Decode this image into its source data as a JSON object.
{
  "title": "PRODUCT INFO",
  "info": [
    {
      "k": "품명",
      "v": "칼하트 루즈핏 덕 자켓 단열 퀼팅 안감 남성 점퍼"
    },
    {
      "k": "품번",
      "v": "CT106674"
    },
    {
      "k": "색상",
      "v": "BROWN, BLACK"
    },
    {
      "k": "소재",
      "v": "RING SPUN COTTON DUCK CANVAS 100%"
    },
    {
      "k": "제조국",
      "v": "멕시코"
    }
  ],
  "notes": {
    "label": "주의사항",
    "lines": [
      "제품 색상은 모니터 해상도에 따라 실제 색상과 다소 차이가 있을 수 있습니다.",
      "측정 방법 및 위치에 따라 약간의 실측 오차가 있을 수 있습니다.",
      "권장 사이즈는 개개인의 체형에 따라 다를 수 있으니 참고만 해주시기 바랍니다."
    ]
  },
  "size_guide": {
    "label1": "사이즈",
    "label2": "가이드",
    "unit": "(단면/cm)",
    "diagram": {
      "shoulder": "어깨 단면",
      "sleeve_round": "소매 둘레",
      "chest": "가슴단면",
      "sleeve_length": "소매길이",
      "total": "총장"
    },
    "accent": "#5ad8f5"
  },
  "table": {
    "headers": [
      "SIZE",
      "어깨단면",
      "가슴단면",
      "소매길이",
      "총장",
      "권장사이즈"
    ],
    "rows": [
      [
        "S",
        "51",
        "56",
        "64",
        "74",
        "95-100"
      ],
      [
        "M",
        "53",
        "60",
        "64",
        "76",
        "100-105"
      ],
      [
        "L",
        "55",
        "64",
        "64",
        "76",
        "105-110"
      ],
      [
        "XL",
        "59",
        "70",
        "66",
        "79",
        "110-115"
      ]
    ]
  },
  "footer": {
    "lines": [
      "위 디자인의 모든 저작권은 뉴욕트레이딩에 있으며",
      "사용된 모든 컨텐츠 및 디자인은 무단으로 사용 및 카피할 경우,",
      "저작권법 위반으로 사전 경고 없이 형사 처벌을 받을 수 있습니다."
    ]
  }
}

= = = = = = =

*EXERCISE DIRECTIONS*: Your task is to repeat the data exactly; please include every line.

*THE RESPONSE*:
Decode this image into its source data as a JSON object.
{
  "title": "PRODUCT INFO",
  "info": [
    {
      "k": "품명",
      "v": "칼하트 루즈핏 덕 자켓 단열 퀼팅 안감 남성 점퍼"
    },
    {
      "k": "품번",
      "v": "CT106674"
    },
    {
      "k": "색상",
      "v": "BROWN, BLACK"
    },
    {
      "k": "소재",
      "v": "RING SPUN COTTON DUCK CANVAS 100%"
    },
    {
      "k": "제조국",
      "v": "멕시코"
    }
  ],
  "notes": {
    "label": "주의사항",
    "lines": [
      "제품 색상은 모니터 해상도에 따라 실제 색상과 다소 차이가 있을 수 있습니다.",
      "측정 방법 및 위치에 따라 약간의 실측 오차가 있을 수 있습니다.",
      "권장 사이즈는 개개인의 체형에 따라 다를 수 있으니 참고만 해주시기 바랍니다."
    ]
  },
  "size_guide": {
    "label1": "사이즈",
    "label2": "가이드",
    "unit": "(단면/cm)",
    "diagram": {
      "shoulder": "어깨 단면",
      "sleeve_round": "소매 둘레",
      "chest": "가슴단면",
      "sleeve_length": "소매길이",
      "total": "총장"
    },
    "accent": "#5ad8f5"
  },
  "table": {
    "headers": [
      "SIZE",
      "어깨단면",
      "가슴단면",
      "소매길이",
      "총장",
      "권장사이즈"
    ],
    "rows": [
      [
        "S",
        "51",
        "56",
        "64",
        "74",
        "95-100"
      ],
      [
        "M",
        "53",
        "60",
        "64",
        "76",
        "100-105"
      ],
      [
        "L",
        "55",
        "64",
        "64",
        "76",
        "105-110"
      ],
      [
        "XL",
        "59",
        "70",
        "66",
        "79",
        "110-115"
      ]
    ]
  },
  "footer": {
    "lines": [
      "위 디자인의 모든 저작권은 뉴욕트레이딩에 있으며",
      "사용된 모든 컨텐츠 및 디자인은 무단으로 사용 및 카피할 경우,",
      "저작권법 위반으로 사전 경고 없이 형사 처벌을 받을 수 있습니다."
    ]
  }
}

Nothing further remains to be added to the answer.